[What to work on] How many of the lines below contain "dining"? Answer with that number alone.

[Dataset records]
------------------------
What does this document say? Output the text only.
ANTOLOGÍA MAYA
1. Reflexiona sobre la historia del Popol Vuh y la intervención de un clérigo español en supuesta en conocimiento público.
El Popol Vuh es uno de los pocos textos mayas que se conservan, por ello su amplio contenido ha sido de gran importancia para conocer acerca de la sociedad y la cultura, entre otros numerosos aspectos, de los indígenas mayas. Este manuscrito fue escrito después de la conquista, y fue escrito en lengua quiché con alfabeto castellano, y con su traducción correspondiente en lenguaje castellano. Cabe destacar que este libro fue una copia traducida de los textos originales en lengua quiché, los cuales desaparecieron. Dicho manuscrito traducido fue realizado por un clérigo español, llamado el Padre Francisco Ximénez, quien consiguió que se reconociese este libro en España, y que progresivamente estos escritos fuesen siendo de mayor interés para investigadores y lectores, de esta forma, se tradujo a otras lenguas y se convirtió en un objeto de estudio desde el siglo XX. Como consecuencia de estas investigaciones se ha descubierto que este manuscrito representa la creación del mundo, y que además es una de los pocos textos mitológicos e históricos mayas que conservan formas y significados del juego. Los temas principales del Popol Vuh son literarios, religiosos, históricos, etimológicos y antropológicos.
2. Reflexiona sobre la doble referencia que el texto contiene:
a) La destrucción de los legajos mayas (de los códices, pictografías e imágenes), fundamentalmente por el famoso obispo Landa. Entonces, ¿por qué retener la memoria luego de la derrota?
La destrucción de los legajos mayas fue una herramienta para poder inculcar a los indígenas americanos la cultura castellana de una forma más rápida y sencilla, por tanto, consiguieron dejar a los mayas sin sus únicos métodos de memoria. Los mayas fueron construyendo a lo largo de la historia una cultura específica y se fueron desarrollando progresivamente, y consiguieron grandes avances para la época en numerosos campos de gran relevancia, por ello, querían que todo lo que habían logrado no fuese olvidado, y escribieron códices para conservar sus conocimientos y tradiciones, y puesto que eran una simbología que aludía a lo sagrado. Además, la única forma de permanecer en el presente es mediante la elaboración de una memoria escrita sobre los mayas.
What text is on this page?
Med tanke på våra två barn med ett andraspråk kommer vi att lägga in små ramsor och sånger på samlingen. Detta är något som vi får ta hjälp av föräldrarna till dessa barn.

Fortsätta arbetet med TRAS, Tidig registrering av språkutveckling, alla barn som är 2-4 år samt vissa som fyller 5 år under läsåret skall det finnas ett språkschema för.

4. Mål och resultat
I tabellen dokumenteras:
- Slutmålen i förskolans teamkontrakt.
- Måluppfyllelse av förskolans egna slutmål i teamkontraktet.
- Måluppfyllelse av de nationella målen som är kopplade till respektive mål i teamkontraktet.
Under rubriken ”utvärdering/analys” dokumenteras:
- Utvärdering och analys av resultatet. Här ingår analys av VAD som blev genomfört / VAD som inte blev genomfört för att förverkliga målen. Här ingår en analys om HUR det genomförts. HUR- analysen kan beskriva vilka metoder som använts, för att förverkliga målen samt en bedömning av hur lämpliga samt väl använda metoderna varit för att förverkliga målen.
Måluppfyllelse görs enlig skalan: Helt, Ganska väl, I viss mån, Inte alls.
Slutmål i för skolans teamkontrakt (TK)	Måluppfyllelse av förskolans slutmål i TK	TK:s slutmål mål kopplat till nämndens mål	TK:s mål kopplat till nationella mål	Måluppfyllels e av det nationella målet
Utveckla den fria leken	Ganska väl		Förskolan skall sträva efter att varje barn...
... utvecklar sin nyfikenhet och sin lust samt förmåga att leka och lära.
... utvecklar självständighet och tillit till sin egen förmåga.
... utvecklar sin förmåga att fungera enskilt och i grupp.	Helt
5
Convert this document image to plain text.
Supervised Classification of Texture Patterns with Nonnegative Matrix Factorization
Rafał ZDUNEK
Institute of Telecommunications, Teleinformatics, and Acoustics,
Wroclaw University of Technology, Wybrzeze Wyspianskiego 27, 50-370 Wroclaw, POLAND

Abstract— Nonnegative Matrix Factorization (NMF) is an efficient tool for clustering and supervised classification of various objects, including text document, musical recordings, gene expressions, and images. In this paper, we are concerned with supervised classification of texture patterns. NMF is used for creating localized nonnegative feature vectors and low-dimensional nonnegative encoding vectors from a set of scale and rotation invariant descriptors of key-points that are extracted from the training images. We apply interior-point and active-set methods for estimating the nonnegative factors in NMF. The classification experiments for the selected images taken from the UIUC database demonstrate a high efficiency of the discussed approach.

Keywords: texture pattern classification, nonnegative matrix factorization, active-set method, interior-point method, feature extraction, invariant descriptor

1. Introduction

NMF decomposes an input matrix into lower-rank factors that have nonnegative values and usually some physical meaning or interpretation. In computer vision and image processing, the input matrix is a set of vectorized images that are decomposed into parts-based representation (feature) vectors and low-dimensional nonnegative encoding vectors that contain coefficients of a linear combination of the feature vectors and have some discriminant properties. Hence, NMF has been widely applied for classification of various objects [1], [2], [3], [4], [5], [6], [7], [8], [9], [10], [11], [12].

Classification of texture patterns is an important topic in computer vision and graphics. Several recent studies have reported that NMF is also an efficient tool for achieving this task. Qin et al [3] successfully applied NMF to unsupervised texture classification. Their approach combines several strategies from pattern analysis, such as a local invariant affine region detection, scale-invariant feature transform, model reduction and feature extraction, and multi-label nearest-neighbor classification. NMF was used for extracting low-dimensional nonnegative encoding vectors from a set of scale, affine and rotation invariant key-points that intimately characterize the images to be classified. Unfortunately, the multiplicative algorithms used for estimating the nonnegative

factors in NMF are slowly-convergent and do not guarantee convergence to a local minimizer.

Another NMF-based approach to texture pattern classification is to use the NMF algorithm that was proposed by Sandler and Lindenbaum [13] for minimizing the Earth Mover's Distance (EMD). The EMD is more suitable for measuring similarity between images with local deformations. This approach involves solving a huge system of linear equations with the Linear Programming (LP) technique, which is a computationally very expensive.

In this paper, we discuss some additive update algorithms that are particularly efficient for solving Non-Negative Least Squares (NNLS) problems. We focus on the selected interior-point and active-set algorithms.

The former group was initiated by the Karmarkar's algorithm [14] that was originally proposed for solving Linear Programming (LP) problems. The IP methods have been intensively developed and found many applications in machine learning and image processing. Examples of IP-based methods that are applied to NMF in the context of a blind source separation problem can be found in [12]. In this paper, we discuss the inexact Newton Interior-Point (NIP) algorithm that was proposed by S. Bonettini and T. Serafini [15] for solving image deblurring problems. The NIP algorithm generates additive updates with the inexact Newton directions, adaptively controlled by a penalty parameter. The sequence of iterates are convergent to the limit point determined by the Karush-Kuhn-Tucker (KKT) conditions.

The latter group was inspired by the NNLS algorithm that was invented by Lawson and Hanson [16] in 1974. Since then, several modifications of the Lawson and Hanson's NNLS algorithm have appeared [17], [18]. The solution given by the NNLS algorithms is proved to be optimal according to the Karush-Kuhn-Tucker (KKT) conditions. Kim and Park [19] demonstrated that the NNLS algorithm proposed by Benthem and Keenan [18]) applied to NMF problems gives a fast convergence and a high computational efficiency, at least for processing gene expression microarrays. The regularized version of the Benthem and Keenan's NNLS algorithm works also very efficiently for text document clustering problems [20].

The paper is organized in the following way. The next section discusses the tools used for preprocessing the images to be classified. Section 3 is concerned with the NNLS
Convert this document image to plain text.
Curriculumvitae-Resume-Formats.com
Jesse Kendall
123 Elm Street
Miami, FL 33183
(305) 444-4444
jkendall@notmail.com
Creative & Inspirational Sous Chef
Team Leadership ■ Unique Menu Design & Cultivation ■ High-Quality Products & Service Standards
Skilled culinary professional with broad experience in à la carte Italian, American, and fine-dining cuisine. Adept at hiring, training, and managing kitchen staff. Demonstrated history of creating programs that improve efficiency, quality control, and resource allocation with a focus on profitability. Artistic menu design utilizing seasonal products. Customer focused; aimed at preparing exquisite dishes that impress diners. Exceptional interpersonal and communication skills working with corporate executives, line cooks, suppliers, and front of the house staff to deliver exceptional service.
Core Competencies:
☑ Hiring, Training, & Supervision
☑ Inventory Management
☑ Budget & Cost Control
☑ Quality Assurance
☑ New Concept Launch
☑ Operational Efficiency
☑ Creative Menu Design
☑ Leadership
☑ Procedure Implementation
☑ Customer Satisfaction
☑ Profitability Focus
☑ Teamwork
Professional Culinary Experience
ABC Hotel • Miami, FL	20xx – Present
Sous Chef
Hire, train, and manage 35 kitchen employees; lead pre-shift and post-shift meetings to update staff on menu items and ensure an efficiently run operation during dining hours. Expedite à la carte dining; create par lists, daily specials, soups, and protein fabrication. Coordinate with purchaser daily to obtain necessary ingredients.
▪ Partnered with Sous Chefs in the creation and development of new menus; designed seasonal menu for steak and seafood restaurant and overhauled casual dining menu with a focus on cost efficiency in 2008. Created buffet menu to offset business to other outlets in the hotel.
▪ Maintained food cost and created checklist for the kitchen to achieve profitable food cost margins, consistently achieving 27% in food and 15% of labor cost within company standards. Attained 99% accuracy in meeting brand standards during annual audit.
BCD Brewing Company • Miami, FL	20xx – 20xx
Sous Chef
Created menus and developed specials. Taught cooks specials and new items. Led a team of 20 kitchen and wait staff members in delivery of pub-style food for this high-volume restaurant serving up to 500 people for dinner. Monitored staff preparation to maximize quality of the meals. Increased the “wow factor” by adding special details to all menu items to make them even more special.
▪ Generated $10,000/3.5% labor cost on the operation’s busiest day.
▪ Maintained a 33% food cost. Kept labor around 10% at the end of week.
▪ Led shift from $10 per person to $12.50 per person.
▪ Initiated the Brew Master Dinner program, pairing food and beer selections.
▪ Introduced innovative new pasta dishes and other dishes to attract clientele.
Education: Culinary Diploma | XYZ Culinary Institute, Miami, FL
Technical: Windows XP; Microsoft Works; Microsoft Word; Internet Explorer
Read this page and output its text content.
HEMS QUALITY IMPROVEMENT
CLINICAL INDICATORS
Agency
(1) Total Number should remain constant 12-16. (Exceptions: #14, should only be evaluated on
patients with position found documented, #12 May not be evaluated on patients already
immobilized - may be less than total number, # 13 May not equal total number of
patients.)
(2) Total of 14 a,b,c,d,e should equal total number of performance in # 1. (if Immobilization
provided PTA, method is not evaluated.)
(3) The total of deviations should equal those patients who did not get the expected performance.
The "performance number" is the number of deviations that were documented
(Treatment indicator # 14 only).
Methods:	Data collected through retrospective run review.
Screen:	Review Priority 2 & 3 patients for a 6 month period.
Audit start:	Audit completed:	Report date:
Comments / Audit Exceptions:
------------------------
[Task answer] 3